9.The claimant submits that further, the respondents have taken more than 1 month to move the court for reopening of the case and/or setting aside the exparte proceedings if at all which clearly means they were not interested in pursuing the matter until judgment was entered against them and they were put on notice for execution by the claimant. The claimant submits that whereas the respondents have filed their Notice of Appeal against this honourable court's judgment which is their right, they are misguided in seeking to set aside the judgment as an option. The claimant submits the honourable court can only consider granting of stay of execution if merited which is not the case before the court as no offer of adequate security has been made nor are there any reasonable grounds of appeal which can form the basis for grant of the orders being sought by the respondent. The claimant submits that the reasons for non-attendance are not only an afterthought but intended to hoodwink the court into believing in the actions of non-vigilant parties to the suit. The claimant submits the respondents should face the consequences of not attending court at their own instigation as they were fully aware of the scheduled hearing date and time as cause listed on the material day.

Problems to solve:
1 - Translate this sentence from the court submission excerpt into Spanish: "The claimant submits the respondents should face the consequences of not attending court at their own instigation as they were fully aware of the scheduled hearing date and time as cause listed on the material day."
2 - According to the court submission excerpt, how long did the respondents take to move the court for reopening of the case?
3 - Carry the court submission excerpt forward with the next part of the claimant's argument.
The lines after the court submission excerpt are separate material.

Dataset excerpt:

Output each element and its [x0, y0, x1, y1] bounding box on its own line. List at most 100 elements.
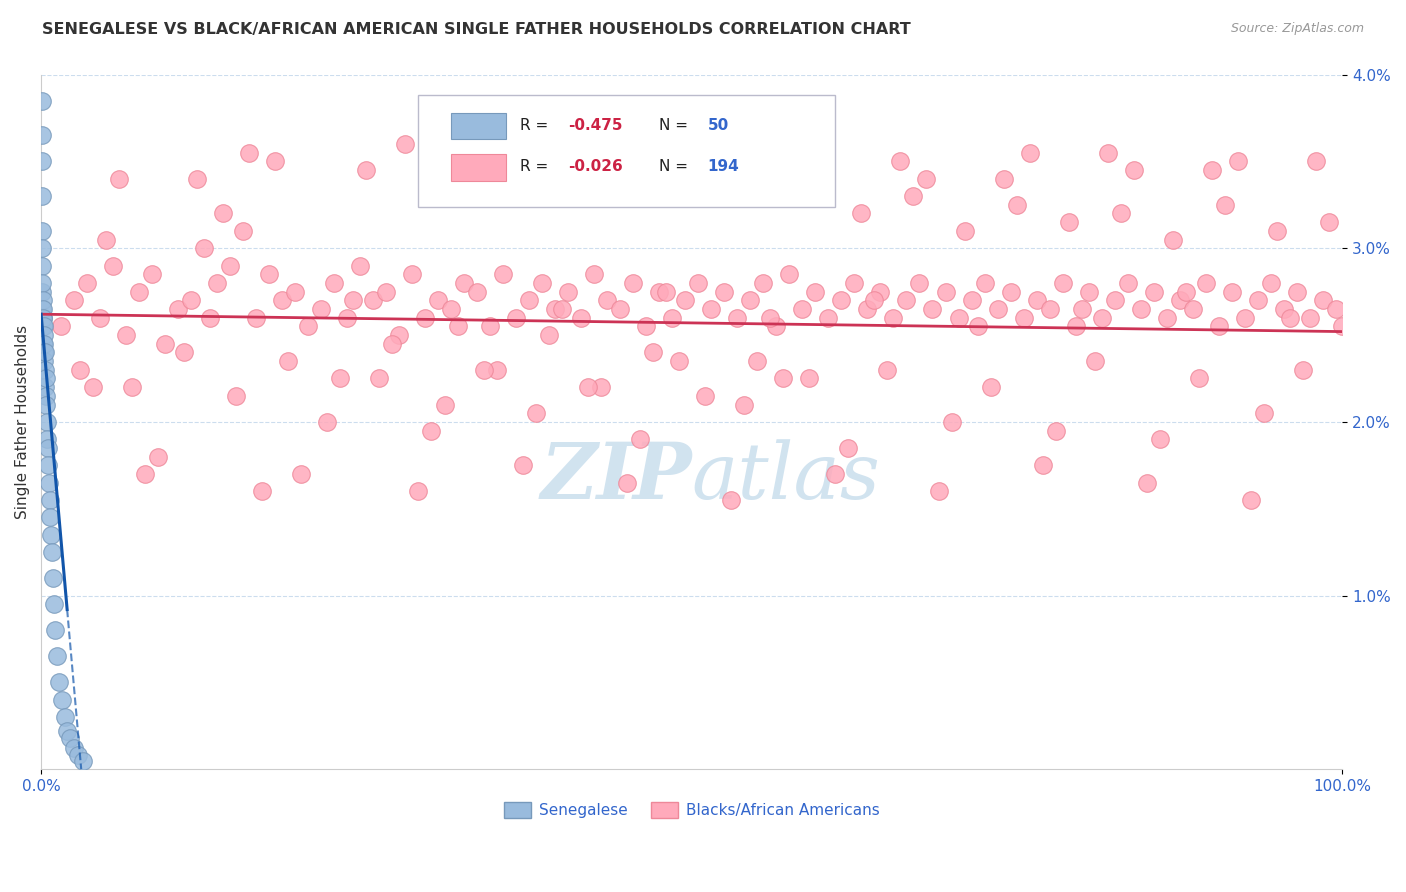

Exercise results:
1 - El demandante sostiene que los demandados deben afrontar las consecuencias de no haber comparecido ante el tribunal por decisión propia, ya que tenían pleno conocimiento de la fecha y la hora de la audiencia programada, tal como figuraba en la lista de causas del día en cuestión.

2 - More than one month.

3 -
10.The claimant submits that the respondent's defence is a mere sham which if they seriously wanted to defend they would have been in court to do so and that in view of the foregoing, there are no good grounds on which this honourable court should exercise its discretion by setting aside the judgment in favour of the respondents. This proposition is supported by the findings in the following case-law: Hellen Waikunu v Dotsavy Limited [2013] eKLR where the honourable court dismissed an application seeking to set aside exparte orders and to reopen the matter de novo for hearing on the basis that the application lacked merit and was misconceived. The claimant also cited the case of Victor Amos Nandi Otipa v Malplast Industries Ltd [2018] eKLR where the honourable court dismissed an application seeking to set aside ex-parte orders having considered the respondents' Defence and Statement and finding them to be devoid of merit. The claimant thus urged the court to find that the respondents are not only forum shopping by lodging a Notice of Appeal in the court of Appeal but also lack the basis or grounds on which the prayer they seek should be granted and pray for the dismissal of the application with costs.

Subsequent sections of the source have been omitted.